▸ **To be done**: Write out each of the lines below word for word, omitting the pictures.

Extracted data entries
☆ ☆ ☆ ☆ ☆

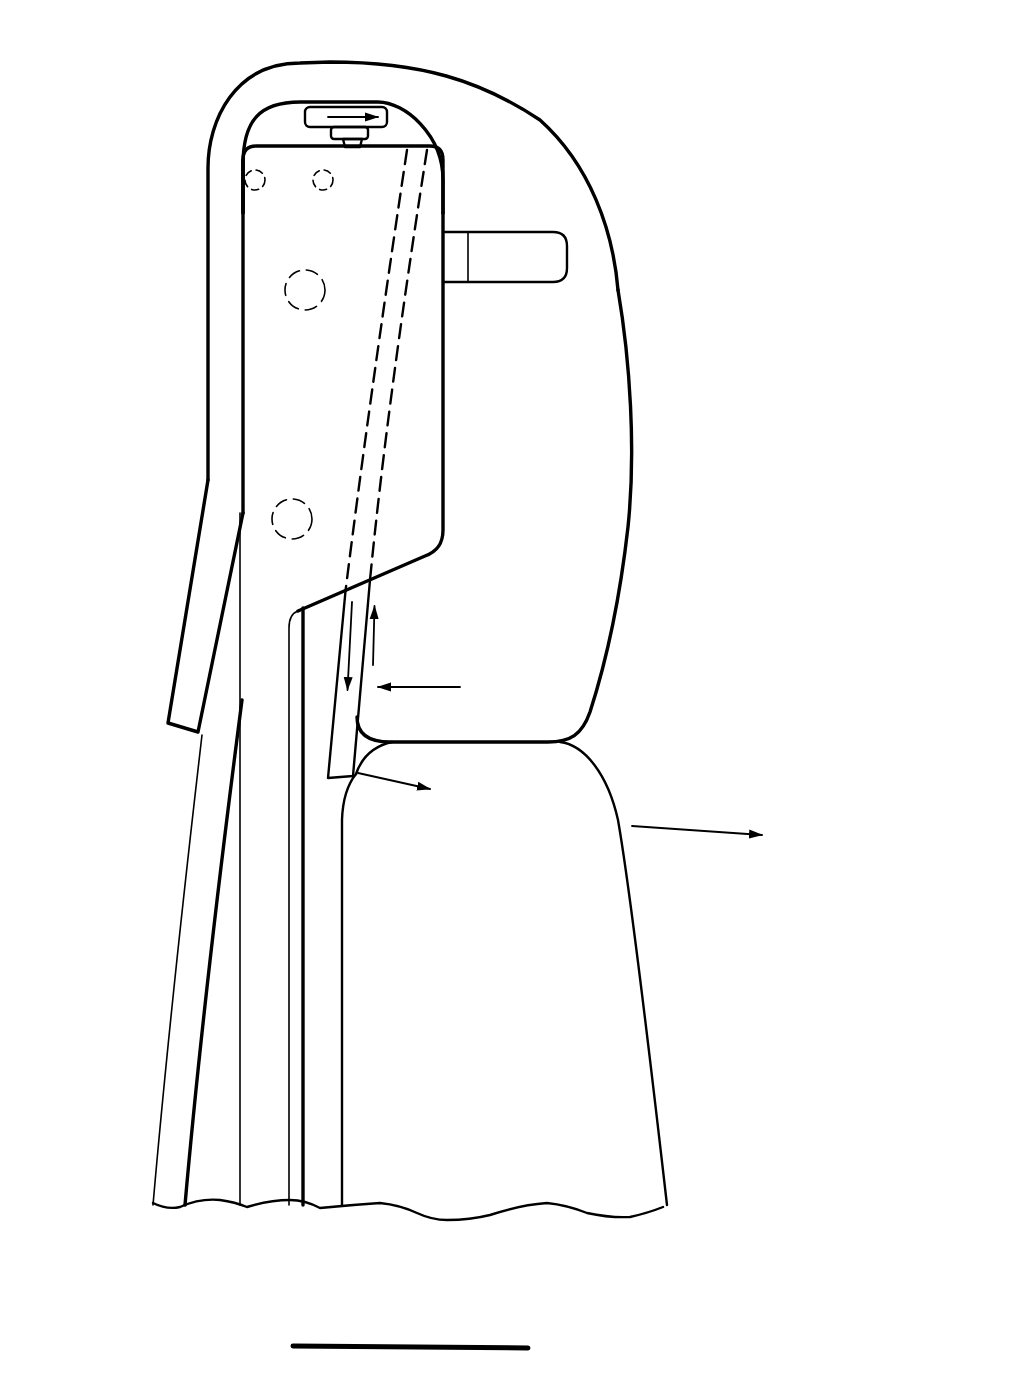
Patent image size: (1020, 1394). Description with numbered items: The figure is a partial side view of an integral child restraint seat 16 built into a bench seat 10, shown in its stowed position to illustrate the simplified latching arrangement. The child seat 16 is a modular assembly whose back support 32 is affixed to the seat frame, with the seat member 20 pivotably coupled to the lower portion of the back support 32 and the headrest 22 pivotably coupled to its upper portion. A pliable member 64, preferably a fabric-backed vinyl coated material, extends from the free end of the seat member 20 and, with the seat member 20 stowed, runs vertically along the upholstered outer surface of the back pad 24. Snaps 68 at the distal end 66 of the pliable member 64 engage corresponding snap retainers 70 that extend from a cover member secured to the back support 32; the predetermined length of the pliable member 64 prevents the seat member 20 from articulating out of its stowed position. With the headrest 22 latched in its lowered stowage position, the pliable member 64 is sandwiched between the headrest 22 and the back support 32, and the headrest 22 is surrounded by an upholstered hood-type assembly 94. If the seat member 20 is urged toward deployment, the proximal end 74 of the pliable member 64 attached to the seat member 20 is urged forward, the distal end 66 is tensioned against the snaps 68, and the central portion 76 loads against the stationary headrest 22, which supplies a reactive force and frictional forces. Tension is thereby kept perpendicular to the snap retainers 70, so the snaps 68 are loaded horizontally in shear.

The bench seat 10 is at (666, 440).
The integral child restraint seat 16 is at (633, 596).
The seat member 20 is at (592, 976).
The headrest 22 is at (597, 339).
The back pad 24 is at (303, 993).
The back support 32 is at (256, 928).
The pliable member 64 is at (385, 586).
The distal end 66 is at (315, 118).
The snaps 68 is at (333, 132).
The snap retainers 70 is at (349, 144).
The proximal end 74 is at (350, 775).
The central portion 76 is at (383, 392).
The upholstered hood-type assembly 94 is at (211, 435).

☆ ☆ ☆ ☆ ☆

▸ **Solution to this problem**:
Patent image size: (1020, 1394). Description with numbered items: The figure is a partial side view of an integral child restraint seat 16 built into a bench seat 10, shown in its stowed position to illustrate the simplified latching arrangement. The child seat 16 is a modular assembly whose back support 32 is affixed to the seat frame, with the seat member 20 pivotably coupled to the lower portion of the back support 32 and the headrest 22 pivotably coupled to its upper portion. A pliable member 64, preferably a fabric-backed vinyl coated material, extends from the free end of the seat member 20 and, with the seat member 20 stowed, runs vertically along the upholstered outer surface of the back pad 24. Snaps 68 at the distal end 66 of the pliable member 64 engage corresponding snap retainers 70 that extend from a cover member secured to the back support 32; the predetermined length of the pliable member 64 prevents the seat member 20 from articulating out of its stowed position. With the headrest 22 latched in its lowered stowage position, the pliable member 64 is sandwiched between the headrest 22 and the back support 32, and the headrest 22 is surrounded by an upholstered hood-type assembly 94. If the seat member 20 is urged toward deployment, the proximal end 74 of the pliable member 64 attached to the seat member 20 is urged forward, the distal end 66 is tensioned against the snaps 68, and the central portion 76 loads against the stationary headrest 22, which supplies a reactive force and frictional forces. Tension is thereby kept perpendicular to the snap retainers 70, so the snaps 68 are loaded horizontally in shear.

The bench seat 10 is at (666, 440).
The integral child restraint seat 16 is at (633, 596).
The seat member 20 is at (592, 976).
The headrest 22 is at (597, 339).
The back pad 24 is at (303, 993).
The back support 32 is at (256, 928).
The pliable member 64 is at (385, 586).
The distal end 66 is at (315, 118).
The snaps 68 is at (333, 132).
The snap retainers 70 is at (349, 144).
The proximal end 74 is at (350, 775).
The central portion 76 is at (383, 392).
The upholstered hood-type assembly 94 is at (211, 435).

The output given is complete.